> [Work to be completed]:
Exactly reproduce all the records, keeping pictures out of the copy.

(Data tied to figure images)

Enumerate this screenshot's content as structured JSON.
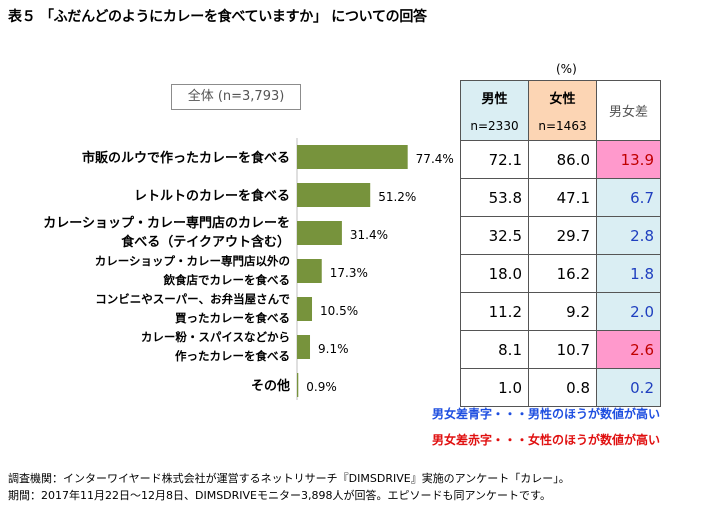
{
  "title": "表５ 「ふだんどのようにカレーを食べていますか」 についての回答",
  "overall_label": "全体 (n=3,793)",
  "unit": "(%)",
  "table_headers": {
    "male": "男性",
    "male_n": "n=2330",
    "female": "女性",
    "female_n": "n=1463",
    "diff": "男女差"
  },
  "chart_data": {
    "type": "bar",
    "orientation": "horizontal",
    "title": "全体 (n=3,793)",
    "categories": [
      [
        "市販のルウで作ったカレーを食べる"
      ],
      [
        "レトルトのカレーを食べる"
      ],
      [
        "カレーショップ・カレー専門店のカレーを",
        "食べる（テイクアウト含む）"
      ],
      [
        "カレーショップ・カレー専門店以外の",
        "飲食店でカレーを食べる"
      ],
      [
        "コンビニやスーパー、お弁当屋さんで",
        "買ったカレーを食べる"
      ],
      [
        "カレー粉・スパイスなどから",
        "作ったカレーを食べる"
      ],
      [
        "その他"
      ]
    ],
    "values": [
      77.4,
      51.2,
      31.4,
      17.3,
      10.5,
      9.1,
      0.9
    ],
    "value_labels": [
      "77.4%",
      "51.2%",
      "31.4%",
      "17.3%",
      "10.5%",
      "9.1%",
      "0.9%"
    ],
    "bar_color": "#77933c",
    "xlim": [
      0,
      100
    ]
  },
  "rows": [
    {
      "male": "72.1",
      "female": "86.0",
      "diff": "13.9",
      "diff_color": "red"
    },
    {
      "male": "53.8",
      "female": "47.1",
      "diff": "6.7",
      "diff_color": "blue"
    },
    {
      "male": "32.5",
      "female": "29.7",
      "diff": "2.8",
      "diff_color": "blue"
    },
    {
      "male": "18.0",
      "female": "16.2",
      "diff": "1.8",
      "diff_color": "blue"
    },
    {
      "male": "11.2",
      "female": "9.2",
      "diff": "2.0",
      "diff_color": "blue"
    },
    {
      "male": "8.1",
      "female": "10.7",
      "diff": "2.6",
      "diff_color": "red"
    },
    {
      "male": "1.0",
      "female": "0.8",
      "diff": "0.2",
      "diff_color": "blue"
    }
  ],
  "legend": {
    "blue": "男女差青字・・・男性のほうが数値が高い",
    "red": "男女差赤字・・・女性のほうが数値が高い"
  },
  "footnote": {
    "line1": "調査機関：インターワイヤード株式会社が運営するネットリサーチ『DIMSDRIVE』実施のアンケート「カレー」。",
    "line2": "期間：2017年11月22日～12月8日、DIMSDRIVEモニター3,898人が回答。エピソードも同アンケートです。"
  }
}
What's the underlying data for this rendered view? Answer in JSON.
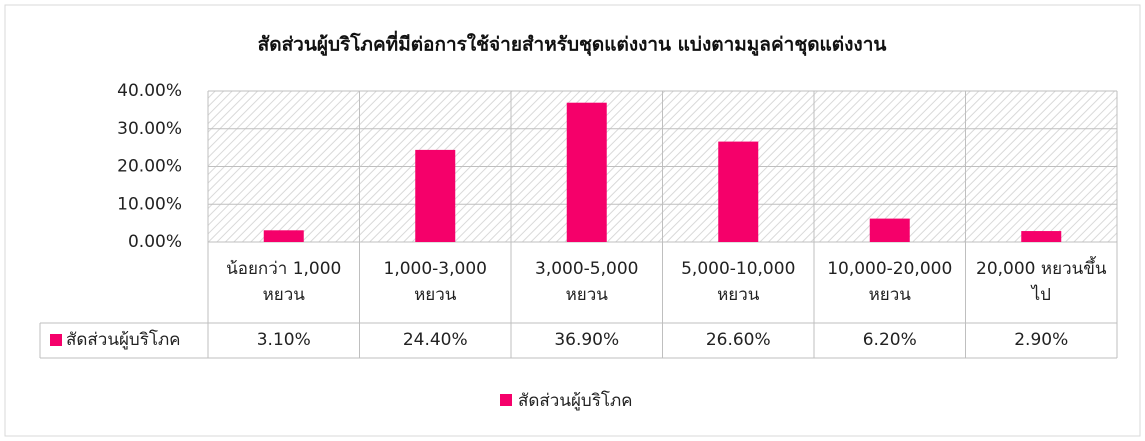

> [Result of the task]:
Enumerate this screenshot's content as structured JSON.
{
  "title": "表５ 「ふだんどのようにカレーを食べていますか」 についての回答",
  "overall_label": "全体 (n=3,793)",
  "unit": "(%)",
  "table_headers": {
    "male": "男性",
    "male_n": "n=2330",
    "female": "女性",
    "female_n": "n=1463",
    "diff": "男女差"
  },
  "chart_data": {
    "type": "bar",
    "orientation": "horizontal",
    "title": "全体 (n=3,793)",
    "categories": [
      [
        "市販のルウで作ったカレーを食べる"
      ],
      [
        "レトルトのカレーを食べる"
      ],
      [
        "カレーショップ・カレー専門店のカレーを",
        "食べる（テイクアウト含む）"
      ],
      [
        "カレーショップ・カレー専門店以外の",
        "飲食店でカレーを食べる"
      ],
      [
        "コンビニやスーパー、お弁当屋さんで",
        "買ったカレーを食べる"
      ],
      [
        "カレー粉・スパイスなどから",
        "作ったカレーを食べる"
      ],
      [
        "その他"
      ]
    ],
    "values": [
      77.4,
      51.2,
      31.4,
      17.3,
      10.5,
      9.1,
      0.9
    ],
    "value_labels": [
      "77.4%",
      "51.2%",
      "31.4%",
      "17.3%",
      "10.5%",
      "9.1%",
      "0.9%"
    ],
    "bar_color": "#77933c",
    "xlim": [
      0,
      100
    ]
  },
  "rows": [
    {
      "male": "72.1",
      "female": "86.0",
      "diff": "13.9",
      "diff_color": "red"
    },
    {
      "male": "53.8",
      "female": "47.1",
      "diff": "6.7",
      "diff_color": "blue"
    },
    {
      "male": "32.5",
      "female": "29.7",
      "diff": "2.8",
      "diff_color": "blue"
    },
    {
      "male": "18.0",
      "female": "16.2",
      "diff": "1.8",
      "diff_color": "blue"
    },
    {
      "male": "11.2",
      "female": "9.2",
      "diff": "2.0",
      "diff_color": "blue"
    },
    {
      "male": "8.1",
      "female": "10.7",
      "diff": "2.6",
      "diff_color": "red"
    },
    {
      "male": "1.0",
      "female": "0.8",
      "diff": "0.2",
      "diff_color": "blue"
    }
  ],
  "legend": {
    "blue": "男女差青字・・・男性のほうが数値が高い",
    "red": "男女差赤字・・・女性のほうが数値が高い"
  },
  "footnote": {
    "line1": "調査機関：インターワイヤード株式会社が運営するネットリサーチ『DIMSDRIVE』実施のアンケート「カレー」。",
    "line2": "期間：2017年11月22日～12月8日、DIMSDRIVEモニター3,898人が回答。エピソードも同アンケートです。"
  }
}
What's the underlying data for this rendered view? Answer in JSON.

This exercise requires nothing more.